> [To be done] Return every line below in which "data" appears.

[Records from a collection]

▬▬▬

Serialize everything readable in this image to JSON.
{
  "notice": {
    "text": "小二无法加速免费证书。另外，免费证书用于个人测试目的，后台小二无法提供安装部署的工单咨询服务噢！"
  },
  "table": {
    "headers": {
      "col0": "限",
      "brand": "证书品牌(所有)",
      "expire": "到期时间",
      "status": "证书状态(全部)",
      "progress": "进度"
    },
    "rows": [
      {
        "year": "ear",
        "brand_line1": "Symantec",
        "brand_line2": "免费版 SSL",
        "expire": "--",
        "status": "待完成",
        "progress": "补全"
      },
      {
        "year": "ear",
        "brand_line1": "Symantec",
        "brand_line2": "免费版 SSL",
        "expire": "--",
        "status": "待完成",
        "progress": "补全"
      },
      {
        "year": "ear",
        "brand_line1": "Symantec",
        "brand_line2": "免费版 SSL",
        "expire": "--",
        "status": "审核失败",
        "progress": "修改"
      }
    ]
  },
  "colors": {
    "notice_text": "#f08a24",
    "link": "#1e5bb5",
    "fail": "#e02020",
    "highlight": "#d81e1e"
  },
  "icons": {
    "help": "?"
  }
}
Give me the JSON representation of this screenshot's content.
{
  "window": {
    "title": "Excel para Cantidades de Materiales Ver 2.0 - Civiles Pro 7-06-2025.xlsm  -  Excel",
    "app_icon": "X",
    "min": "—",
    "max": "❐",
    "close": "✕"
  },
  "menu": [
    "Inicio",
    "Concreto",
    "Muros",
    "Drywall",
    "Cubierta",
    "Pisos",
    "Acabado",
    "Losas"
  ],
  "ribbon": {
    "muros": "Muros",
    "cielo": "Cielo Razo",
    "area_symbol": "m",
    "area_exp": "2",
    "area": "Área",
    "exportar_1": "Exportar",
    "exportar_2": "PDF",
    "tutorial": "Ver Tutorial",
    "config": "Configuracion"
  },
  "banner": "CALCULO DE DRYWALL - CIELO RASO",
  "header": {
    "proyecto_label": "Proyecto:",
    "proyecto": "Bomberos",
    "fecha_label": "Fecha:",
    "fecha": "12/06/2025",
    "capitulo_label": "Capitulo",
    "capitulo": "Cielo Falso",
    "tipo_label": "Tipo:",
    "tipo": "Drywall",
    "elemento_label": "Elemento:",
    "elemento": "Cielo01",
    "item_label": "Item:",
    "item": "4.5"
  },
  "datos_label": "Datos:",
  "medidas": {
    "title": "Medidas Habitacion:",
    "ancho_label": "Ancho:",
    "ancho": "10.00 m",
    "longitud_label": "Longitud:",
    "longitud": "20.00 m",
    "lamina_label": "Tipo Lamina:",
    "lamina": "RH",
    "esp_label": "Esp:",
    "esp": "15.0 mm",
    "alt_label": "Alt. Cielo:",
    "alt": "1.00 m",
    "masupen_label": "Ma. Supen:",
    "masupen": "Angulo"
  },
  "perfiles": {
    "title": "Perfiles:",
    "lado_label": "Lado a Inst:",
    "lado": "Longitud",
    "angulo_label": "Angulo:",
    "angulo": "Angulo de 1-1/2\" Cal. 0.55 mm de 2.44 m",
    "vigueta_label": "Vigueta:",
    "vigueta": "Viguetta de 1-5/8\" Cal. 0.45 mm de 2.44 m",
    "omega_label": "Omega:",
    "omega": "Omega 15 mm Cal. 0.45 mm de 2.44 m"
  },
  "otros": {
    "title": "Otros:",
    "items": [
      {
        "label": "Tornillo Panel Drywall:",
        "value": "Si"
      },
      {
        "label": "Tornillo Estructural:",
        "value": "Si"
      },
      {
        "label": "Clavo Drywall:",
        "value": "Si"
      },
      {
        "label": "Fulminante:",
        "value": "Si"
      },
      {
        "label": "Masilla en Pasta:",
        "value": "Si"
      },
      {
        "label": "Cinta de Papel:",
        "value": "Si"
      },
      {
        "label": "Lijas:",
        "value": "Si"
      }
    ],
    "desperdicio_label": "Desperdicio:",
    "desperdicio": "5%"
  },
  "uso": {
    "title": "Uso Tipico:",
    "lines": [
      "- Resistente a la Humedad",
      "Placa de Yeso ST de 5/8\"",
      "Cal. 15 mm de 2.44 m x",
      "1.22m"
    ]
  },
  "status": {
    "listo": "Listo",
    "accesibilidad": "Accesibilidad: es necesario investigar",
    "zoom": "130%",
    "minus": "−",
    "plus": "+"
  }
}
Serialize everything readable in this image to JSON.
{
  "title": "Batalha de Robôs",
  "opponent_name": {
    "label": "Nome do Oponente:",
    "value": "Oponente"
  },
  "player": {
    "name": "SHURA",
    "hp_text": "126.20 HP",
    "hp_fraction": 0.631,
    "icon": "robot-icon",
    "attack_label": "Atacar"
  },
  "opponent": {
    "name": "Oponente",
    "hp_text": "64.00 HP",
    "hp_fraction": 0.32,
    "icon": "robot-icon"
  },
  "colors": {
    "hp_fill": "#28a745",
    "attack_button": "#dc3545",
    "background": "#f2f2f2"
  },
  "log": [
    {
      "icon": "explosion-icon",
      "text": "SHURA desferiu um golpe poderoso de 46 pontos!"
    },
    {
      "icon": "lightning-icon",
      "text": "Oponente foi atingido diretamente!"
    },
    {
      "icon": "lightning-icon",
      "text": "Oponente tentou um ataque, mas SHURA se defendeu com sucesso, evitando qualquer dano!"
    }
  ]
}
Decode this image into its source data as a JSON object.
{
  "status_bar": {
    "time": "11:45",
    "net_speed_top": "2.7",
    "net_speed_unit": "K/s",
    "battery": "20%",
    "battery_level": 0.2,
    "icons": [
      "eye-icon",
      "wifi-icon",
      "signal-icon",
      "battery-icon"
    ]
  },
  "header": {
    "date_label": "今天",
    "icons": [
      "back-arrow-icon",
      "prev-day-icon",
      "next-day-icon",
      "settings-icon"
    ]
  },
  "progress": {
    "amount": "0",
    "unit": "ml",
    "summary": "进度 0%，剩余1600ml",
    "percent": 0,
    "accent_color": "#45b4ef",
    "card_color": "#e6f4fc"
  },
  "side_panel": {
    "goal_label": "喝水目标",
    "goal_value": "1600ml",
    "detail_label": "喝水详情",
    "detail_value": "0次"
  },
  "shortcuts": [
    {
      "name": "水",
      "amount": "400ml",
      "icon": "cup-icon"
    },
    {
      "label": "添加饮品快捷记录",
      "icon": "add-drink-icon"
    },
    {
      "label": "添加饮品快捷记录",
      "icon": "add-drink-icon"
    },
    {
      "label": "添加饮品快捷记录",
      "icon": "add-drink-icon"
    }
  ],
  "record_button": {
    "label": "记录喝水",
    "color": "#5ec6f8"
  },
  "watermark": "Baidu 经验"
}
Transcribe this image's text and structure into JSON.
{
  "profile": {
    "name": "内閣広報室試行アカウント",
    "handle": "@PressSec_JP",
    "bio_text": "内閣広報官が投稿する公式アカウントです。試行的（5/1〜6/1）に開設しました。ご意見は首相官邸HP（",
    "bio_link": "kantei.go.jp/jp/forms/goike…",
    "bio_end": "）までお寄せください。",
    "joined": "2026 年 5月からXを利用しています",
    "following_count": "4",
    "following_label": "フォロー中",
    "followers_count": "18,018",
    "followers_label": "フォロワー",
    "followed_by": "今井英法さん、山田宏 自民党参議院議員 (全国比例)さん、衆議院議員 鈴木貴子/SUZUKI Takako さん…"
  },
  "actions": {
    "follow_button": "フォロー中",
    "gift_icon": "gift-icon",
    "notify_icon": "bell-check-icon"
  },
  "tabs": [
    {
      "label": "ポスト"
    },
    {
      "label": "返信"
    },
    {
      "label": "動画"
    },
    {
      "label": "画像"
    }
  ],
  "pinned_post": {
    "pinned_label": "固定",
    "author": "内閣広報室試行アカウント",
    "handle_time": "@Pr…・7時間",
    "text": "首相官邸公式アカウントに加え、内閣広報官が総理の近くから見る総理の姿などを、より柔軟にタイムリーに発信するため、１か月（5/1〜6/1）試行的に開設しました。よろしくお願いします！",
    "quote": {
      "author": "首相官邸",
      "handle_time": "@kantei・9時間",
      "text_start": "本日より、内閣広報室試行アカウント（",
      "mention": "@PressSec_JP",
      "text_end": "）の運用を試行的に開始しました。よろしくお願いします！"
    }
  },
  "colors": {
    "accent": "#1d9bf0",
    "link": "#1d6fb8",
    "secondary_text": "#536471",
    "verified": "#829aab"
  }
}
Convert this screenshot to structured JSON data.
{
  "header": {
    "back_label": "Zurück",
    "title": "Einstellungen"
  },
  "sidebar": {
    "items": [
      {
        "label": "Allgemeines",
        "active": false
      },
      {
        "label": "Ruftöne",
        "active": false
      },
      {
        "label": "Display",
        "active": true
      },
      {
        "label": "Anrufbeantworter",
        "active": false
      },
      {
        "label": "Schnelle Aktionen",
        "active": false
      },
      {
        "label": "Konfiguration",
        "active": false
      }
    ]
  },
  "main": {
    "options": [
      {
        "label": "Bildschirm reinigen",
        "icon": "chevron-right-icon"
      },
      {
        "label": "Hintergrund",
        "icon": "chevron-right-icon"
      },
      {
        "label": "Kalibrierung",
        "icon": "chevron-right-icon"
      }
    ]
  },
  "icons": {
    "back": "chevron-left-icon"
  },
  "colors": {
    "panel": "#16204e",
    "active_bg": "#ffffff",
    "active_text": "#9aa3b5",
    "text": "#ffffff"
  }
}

▬▬▬

> [Output of the exercise]
Decode this image into its source data as a JSON object.
Convert this screenshot to structured JSON data.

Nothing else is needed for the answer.